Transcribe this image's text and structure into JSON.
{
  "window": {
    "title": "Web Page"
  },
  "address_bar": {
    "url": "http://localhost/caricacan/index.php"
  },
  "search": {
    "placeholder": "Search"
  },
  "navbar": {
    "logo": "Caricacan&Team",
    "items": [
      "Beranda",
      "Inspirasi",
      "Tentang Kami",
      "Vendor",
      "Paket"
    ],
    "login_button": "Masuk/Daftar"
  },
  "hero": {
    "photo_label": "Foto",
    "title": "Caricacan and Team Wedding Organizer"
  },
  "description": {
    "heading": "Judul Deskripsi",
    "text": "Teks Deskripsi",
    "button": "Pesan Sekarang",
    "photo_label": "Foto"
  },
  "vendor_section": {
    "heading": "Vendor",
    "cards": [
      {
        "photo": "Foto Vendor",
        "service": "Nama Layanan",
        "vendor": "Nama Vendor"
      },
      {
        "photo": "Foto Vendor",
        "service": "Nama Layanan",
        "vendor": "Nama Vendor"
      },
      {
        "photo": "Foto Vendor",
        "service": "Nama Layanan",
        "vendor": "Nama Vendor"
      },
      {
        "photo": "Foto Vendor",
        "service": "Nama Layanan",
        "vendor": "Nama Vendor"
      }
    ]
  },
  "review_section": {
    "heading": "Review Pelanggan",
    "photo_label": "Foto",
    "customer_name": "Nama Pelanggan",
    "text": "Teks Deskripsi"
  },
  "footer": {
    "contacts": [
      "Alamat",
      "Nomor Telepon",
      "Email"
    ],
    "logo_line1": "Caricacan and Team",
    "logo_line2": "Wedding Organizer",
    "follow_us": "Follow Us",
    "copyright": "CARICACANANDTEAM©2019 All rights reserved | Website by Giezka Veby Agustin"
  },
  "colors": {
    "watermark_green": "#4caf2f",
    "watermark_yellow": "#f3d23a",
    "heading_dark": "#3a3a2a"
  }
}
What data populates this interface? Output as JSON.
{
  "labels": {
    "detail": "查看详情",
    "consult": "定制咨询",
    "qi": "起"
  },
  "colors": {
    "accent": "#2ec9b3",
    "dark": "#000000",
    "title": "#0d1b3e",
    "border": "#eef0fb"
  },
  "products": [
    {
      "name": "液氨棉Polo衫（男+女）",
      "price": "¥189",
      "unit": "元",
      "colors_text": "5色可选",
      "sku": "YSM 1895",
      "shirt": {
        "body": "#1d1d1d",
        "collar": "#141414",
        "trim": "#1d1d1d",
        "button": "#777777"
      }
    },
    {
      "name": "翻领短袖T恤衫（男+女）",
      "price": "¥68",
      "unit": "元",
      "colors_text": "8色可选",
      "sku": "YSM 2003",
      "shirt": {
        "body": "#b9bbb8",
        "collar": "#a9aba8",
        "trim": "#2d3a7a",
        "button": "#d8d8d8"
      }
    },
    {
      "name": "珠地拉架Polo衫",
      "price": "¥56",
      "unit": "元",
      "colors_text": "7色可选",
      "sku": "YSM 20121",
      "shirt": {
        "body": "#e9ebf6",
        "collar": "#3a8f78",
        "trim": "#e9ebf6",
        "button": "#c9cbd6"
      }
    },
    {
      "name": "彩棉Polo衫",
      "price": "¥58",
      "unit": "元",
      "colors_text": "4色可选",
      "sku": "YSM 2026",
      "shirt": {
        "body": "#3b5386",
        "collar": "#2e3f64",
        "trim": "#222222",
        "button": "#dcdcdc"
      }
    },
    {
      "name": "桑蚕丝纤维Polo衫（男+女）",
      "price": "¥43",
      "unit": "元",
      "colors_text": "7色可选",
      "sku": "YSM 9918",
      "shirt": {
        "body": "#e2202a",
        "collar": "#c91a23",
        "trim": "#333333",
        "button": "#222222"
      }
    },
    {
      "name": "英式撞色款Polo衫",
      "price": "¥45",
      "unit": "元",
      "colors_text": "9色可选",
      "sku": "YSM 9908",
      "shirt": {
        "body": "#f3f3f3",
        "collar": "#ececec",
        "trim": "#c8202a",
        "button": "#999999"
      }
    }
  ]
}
★ ★ ★ ★ ★ ★ ★
PROBLEM STATEMENT: Exact copies of all the records are required.

EXPECTED ANSWER:
Transcribe this image's text and structure into JSON.
{
  "window": {
    "title": "Web Page"
  },
  "address_bar": {
    "url": "http://localhost/caricacan/index.php"
  },
  "search": {
    "placeholder": "Search"
  },
  "navbar": {
    "logo": "Caricacan&Team",
    "items": [
      "Beranda",
      "Inspirasi",
      "Tentang Kami",
      "Vendor",
      "Paket"
    ],
    "login_button": "Masuk/Daftar"
  },
  "hero": {
    "photo_label": "Foto",
    "title": "Caricacan and Team Wedding Organizer"
  },
  "description": {
    "heading": "Judul Deskripsi",
    "text": "Teks Deskripsi",
    "button": "Pesan Sekarang",
    "photo_label": "Foto"
  },
  "vendor_section": {
    "heading": "Vendor",
    "cards": [
      {
        "photo": "Foto Vendor",
        "service": "Nama Layanan",
        "vendor": "Nama Vendor"
      },
      {
        "photo": "Foto Vendor",
        "service": "Nama Layanan",
        "vendor": "Nama Vendor"
      },
      {
        "photo": "Foto Vendor",
        "service": "Nama Layanan",
        "vendor": "Nama Vendor"
      },
      {
        "photo": "Foto Vendor",
        "service": "Nama Layanan",
        "vendor": "Nama Vendor"
      }
    ]
  },
  "review_section": {
    "heading": "Review Pelanggan",
    "photo_label": "Foto",
    "customer_name": "Nama Pelanggan",
    "text": "Teks Deskripsi"
  },
  "footer": {
    "contacts": [
      "Alamat",
      "Nomor Telepon",
      "Email"
    ],
    "logo_line1": "Caricacan and Team",
    "logo_line2": "Wedding Organizer",
    "follow_us": "Follow Us",
    "copyright": "CARICACANANDTEAM©2019 All rights reserved | Website by Giezka Veby Agustin"
  },
  "colors": {
    "watermark_green": "#4caf2f",
    "watermark_yellow": "#f3d23a",
    "heading_dark": "#3a3a2a"
  }
}
What data populates this interface? Output as JSON.
{
  "labels": {
    "detail": "查看详情",
    "consult": "定制咨询",
    "qi": "起"
  },
  "colors": {
    "accent": "#2ec9b3",
    "dark": "#000000",
    "title": "#0d1b3e",
    "border": "#eef0fb"
  },
  "products": [
    {
      "name": "液氨棉Polo衫（男+女）",
      "price": "¥189",
      "unit": "元",
      "colors_text": "5色可选",
      "sku": "YSM 1895",
      "shirt": {
        "body": "#1d1d1d",
        "collar": "#141414",
        "trim": "#1d1d1d",
        "button": "#777777"
      }
    },
    {
      "name": "翻领短袖T恤衫（男+女）",
      "price": "¥68",
      "unit": "元",
      "colors_text": "8色可选",
      "sku": "YSM 2003",
      "shirt": {
        "body": "#b9bbb8",
        "collar": "#a9aba8",
        "trim": "#2d3a7a",
        "button": "#d8d8d8"
      }
    },
    {
      "name": "珠地拉架Polo衫",
      "price": "¥56",
      "unit": "元",
      "colors_text": "7色可选",
      "sku": "YSM 20121",
      "shirt": {
        "body": "#e9ebf6",
        "collar": "#3a8f78",
        "trim": "#e9ebf6",
        "button": "#c9cbd6"
      }
    },
    {
      "name": "彩棉Polo衫",
      "price": "¥58",
      "unit": "元",
      "colors_text": "4色可选",
      "sku": "YSM 2026",
      "shirt": {
        "body": "#3b5386",
        "collar": "#2e3f64",
        "trim": "#222222",
        "button": "#dcdcdc"
      }
    },
    {
      "name": "桑蚕丝纤维Polo衫（男+女）",
      "price": "¥43",
      "unit": "元",
      "colors_text": "7色可选",
      "sku": "YSM 9918",
      "shirt": {
        "body": "#e2202a",
        "collar": "#c91a23",
        "trim": "#333333",
        "button": "#222222"
      }
    },
    {
      "name": "英式撞色款Polo衫",
      "price": "¥45",
      "unit": "元",
      "colors_text": "9色可选",
      "sku": "YSM 9908",
      "shirt": {
        "body": "#f3f3f3",
        "collar": "#ececec",
        "trim": "#c8202a",
        "button": "#999999"
      }
    }
  ]
}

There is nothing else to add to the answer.